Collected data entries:
-------------------------

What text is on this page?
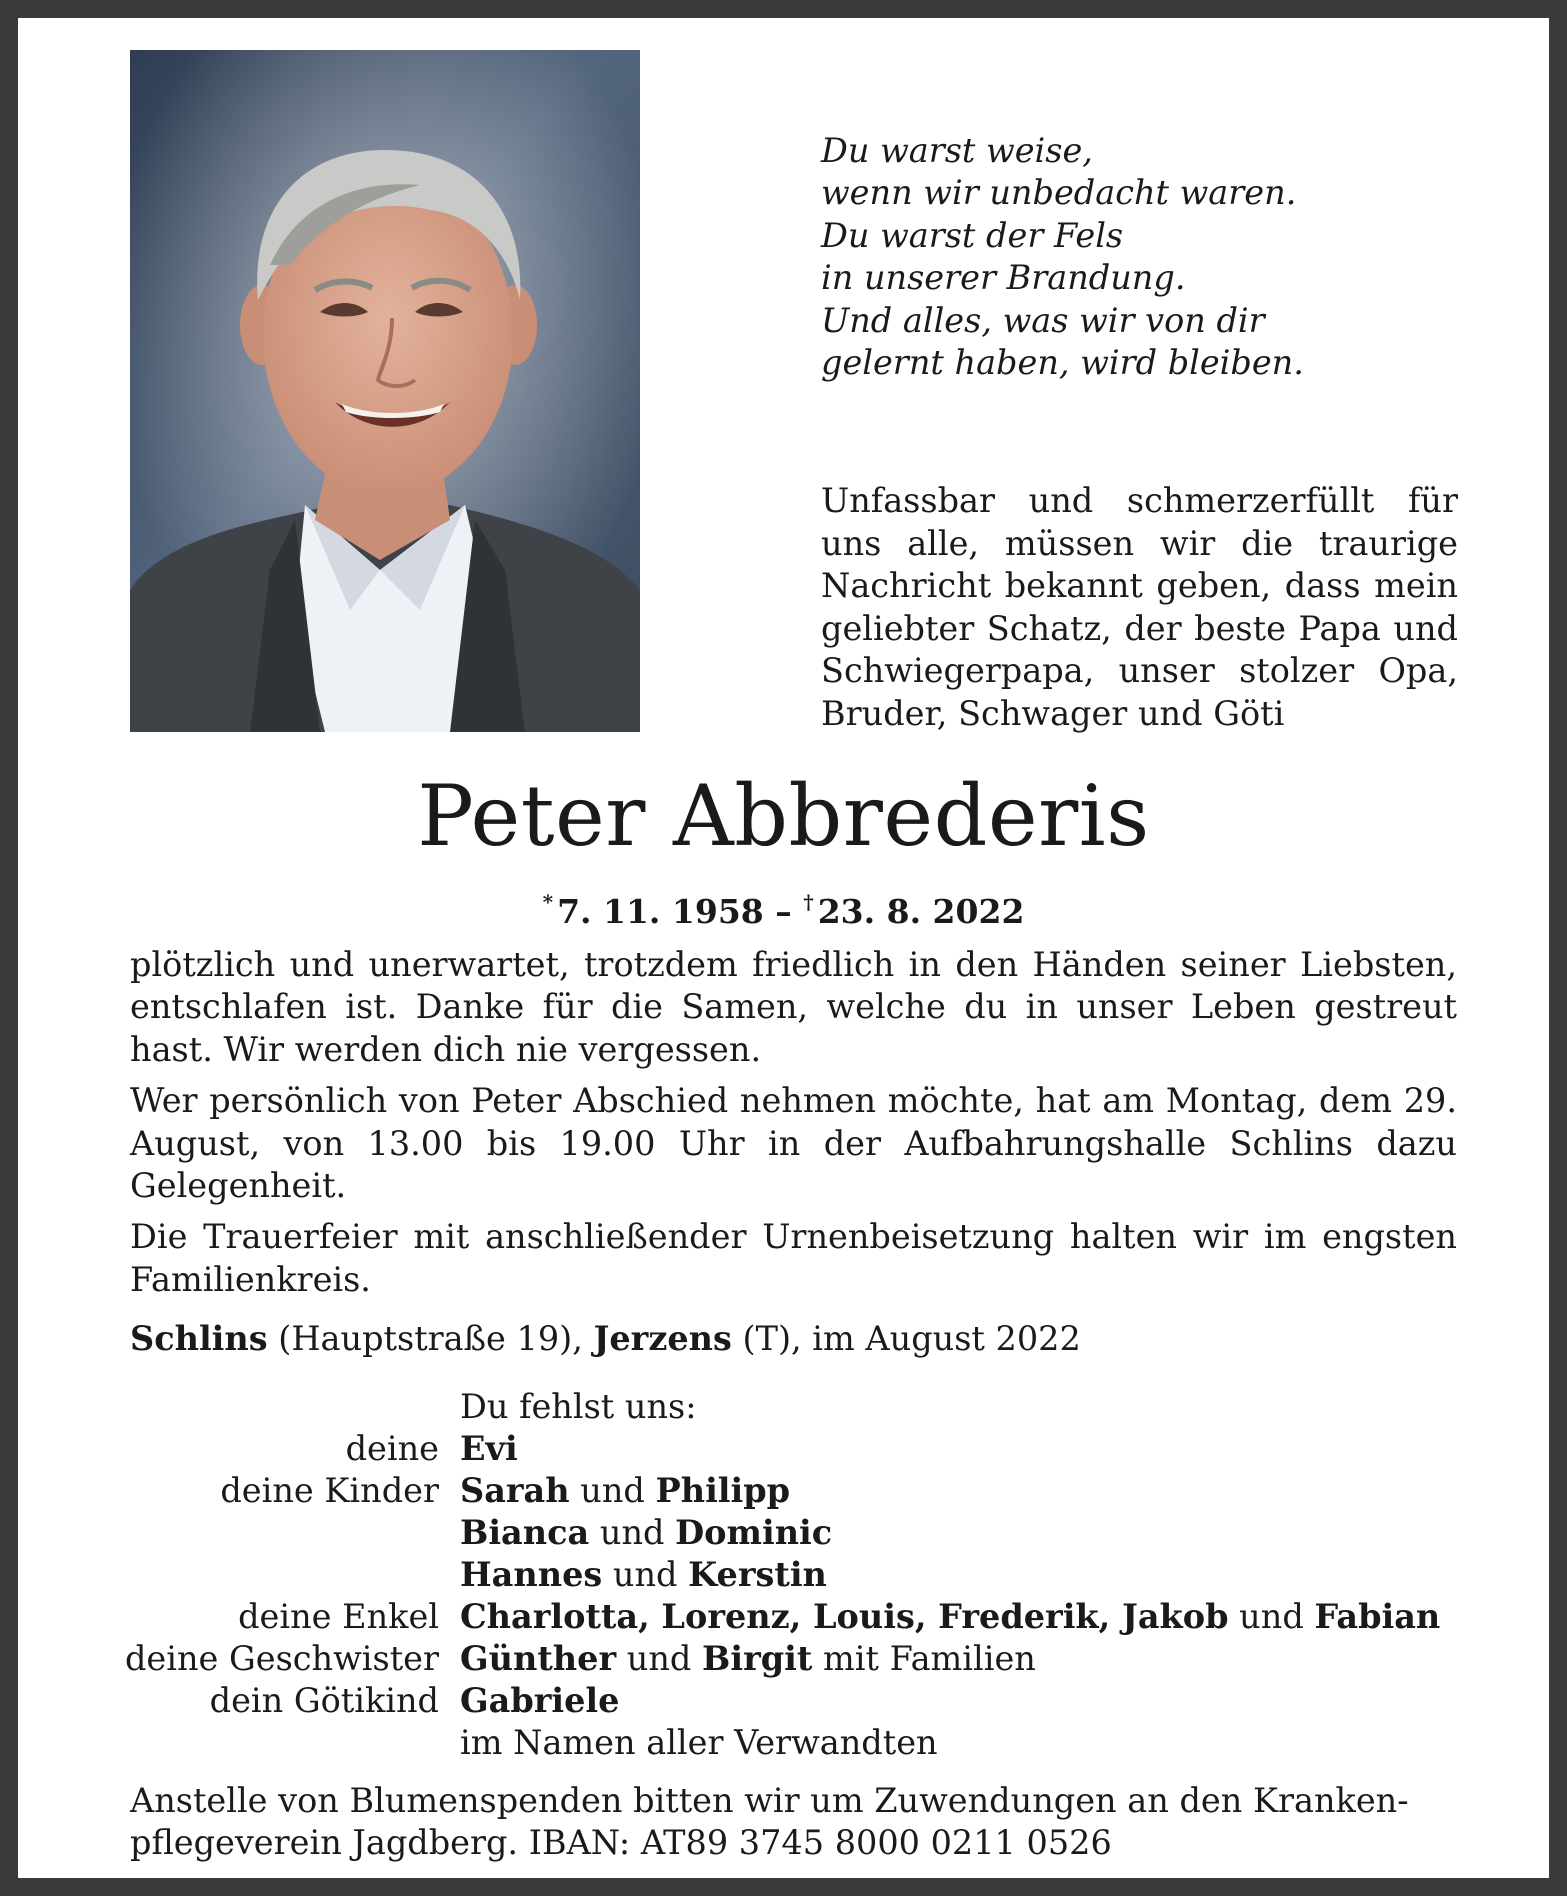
Du warst weise,
wenn wir unbedacht waren.
Du warst der Fels
in unserer Brandung.
Und alles, was wir von dir
gelernt haben, wird bleiben.
Unfassbar und schmerzerfüllt für uns alle, müssen wir die traurige Nachricht bekannt geben, dass mein geliebter Schatz, der beste Papa und Schwiegerpapa, unser stolzer Opa, Bruder, Schwager und Göti
Peter Abbrederis
* 7. 11. 1958 – † 23. 8. 2022

plötzlich und unerwartet, trotzdem friedlich in den Händen seiner Liebsten, entschlafen ist. Danke für die Samen, welche du in unser Leben gestreut hast. Wir werden dich nie vergessen.

Wer persönlich von Peter Abschied nehmen möchte, hat am Montag, dem 29. August, von 13.00 bis 19.00 Uhr in der Aufbahrungshalle Schlins dazu Gelegenheit.

Die Trauerfeier mit anschließender Urnenbeisetzung halten wir im engsten Familienkreis.

Schlins (Hauptstraße 19), Jerzens (T), im August 2022
Du fehlst uns:
deine Evi
deine Kinder Sarah und Philipp
Bianca und Dominic
Hannes und Kerstin
deine Enkel Charlotta, Lorenz, Louis, Frederik, Jakob und Fabian
deine Geschwister Günther und Birgit mit Familien
dein Götikind Gabriele
im Namen aller Verwandten
Anstelle von Blumenspenden bitten wir um Zuwendungen an den Kranken-
pflegeverein Jagdberg. IBAN: AT89 3745 8000 0211 0526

-------------------------

Work to complete:
Transcribe the listing above verbatim. Omit the pictures.

In response:
What text is on this page?
Du warst weise,
wenn wir unbedacht waren.
Du warst der Fels
in unserer Brandung.
Und alles, was wir von dir
gelernt haben, wird bleiben.
Unfassbar und schmerzerfüllt für uns alle, müssen wir die traurige Nachricht bekannt geben, dass mein geliebter Schatz, der beste Papa und Schwiegerpapa, unser stolzer Opa, Bruder, Schwager und Göti
Peter Abbrederis
* 7. 11. 1958 – † 23. 8. 2022

plötzlich und unerwartet, trotzdem friedlich in den Händen seiner Liebsten, entschlafen ist. Danke für die Samen, welche du in unser Leben gestreut hast. Wir werden dich nie vergessen.

Wer persönlich von Peter Abschied nehmen möchte, hat am Montag, dem 29. August, von 13.00 bis 19.00 Uhr in der Aufbahrungshalle Schlins dazu Gelegenheit.

Die Trauerfeier mit anschließender Urnenbeisetzung halten wir im engsten Familienkreis.

Schlins (Hauptstraße 19), Jerzens (T), im August 2022
Du fehlst uns:
deine Evi
deine Kinder Sarah und Philipp
Bianca und Dominic
Hannes und Kerstin
deine Enkel Charlotta, Lorenz, Louis, Frederik, Jakob und Fabian
deine Geschwister Günther und Birgit mit Familien
dein Götikind Gabriele
im Namen aller Verwandten
Anstelle von Blumenspenden bitten wir um Zuwendungen an den Kranken-
pflegeverein Jagdberg. IBAN: AT89 3745 8000 0211 0526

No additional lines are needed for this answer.